Objective:
Find every line with the word "true". Copy those lines.

Dataset listings of figures
■ ■ ■

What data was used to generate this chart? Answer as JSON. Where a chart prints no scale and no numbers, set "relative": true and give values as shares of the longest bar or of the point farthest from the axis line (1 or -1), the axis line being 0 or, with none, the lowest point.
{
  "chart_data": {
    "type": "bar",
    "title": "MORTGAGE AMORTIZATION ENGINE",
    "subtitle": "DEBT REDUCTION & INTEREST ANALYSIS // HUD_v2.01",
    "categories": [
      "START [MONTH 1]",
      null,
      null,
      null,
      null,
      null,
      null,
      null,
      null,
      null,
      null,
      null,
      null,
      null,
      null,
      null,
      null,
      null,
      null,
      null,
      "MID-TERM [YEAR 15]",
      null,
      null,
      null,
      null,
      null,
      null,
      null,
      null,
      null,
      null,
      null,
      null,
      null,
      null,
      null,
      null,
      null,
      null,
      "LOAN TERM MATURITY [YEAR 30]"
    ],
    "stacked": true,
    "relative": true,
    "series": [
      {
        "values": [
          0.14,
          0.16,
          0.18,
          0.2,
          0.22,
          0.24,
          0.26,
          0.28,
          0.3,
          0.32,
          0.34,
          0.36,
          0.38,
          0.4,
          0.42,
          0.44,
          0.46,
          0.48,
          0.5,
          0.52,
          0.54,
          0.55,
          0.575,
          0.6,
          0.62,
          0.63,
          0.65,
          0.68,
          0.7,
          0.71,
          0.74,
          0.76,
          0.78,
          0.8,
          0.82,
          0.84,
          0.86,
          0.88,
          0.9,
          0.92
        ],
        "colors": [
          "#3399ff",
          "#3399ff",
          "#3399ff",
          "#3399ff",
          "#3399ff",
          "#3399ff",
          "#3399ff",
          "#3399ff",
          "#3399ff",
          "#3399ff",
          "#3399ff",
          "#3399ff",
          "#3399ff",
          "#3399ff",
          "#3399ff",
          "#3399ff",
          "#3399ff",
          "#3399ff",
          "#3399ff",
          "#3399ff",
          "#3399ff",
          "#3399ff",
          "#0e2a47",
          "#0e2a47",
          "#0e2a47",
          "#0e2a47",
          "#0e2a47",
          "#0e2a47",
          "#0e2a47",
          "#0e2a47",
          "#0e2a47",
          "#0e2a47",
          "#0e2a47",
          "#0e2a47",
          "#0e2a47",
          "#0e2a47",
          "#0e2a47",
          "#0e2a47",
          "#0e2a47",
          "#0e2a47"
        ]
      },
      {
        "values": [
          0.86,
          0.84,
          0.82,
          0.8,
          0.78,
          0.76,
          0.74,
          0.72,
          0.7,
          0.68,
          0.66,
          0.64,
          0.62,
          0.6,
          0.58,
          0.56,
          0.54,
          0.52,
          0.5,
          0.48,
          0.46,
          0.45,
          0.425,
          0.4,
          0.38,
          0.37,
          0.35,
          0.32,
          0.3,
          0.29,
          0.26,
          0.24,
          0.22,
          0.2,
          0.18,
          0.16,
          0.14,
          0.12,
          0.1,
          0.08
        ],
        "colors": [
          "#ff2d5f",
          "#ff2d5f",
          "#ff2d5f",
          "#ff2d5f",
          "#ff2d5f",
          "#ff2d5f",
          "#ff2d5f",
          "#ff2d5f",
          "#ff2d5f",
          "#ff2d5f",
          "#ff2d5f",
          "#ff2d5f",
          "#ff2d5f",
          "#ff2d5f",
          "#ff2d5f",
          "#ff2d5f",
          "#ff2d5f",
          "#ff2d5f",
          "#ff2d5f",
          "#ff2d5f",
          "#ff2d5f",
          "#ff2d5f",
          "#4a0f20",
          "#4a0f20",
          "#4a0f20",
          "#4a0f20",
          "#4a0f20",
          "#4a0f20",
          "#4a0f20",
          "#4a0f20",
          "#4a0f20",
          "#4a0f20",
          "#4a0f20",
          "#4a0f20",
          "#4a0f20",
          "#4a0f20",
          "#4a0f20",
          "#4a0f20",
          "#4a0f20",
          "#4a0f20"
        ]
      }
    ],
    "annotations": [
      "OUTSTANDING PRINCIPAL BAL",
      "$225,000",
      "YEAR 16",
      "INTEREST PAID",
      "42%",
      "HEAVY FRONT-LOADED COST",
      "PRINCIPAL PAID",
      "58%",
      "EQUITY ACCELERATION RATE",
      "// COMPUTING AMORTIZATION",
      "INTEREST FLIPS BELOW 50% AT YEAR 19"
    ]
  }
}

■ ■ ■

Completed task:
What data was used to generate this chart? Answer as JSON. Where a chart prints no scale and no numbers, set "relative": true and give values as shares of the longest bar or of the point farthest from the axis line (1 or -1), the axis line being 0 or, with none, the lowest point.
    "stacked": true,
    "relative": true,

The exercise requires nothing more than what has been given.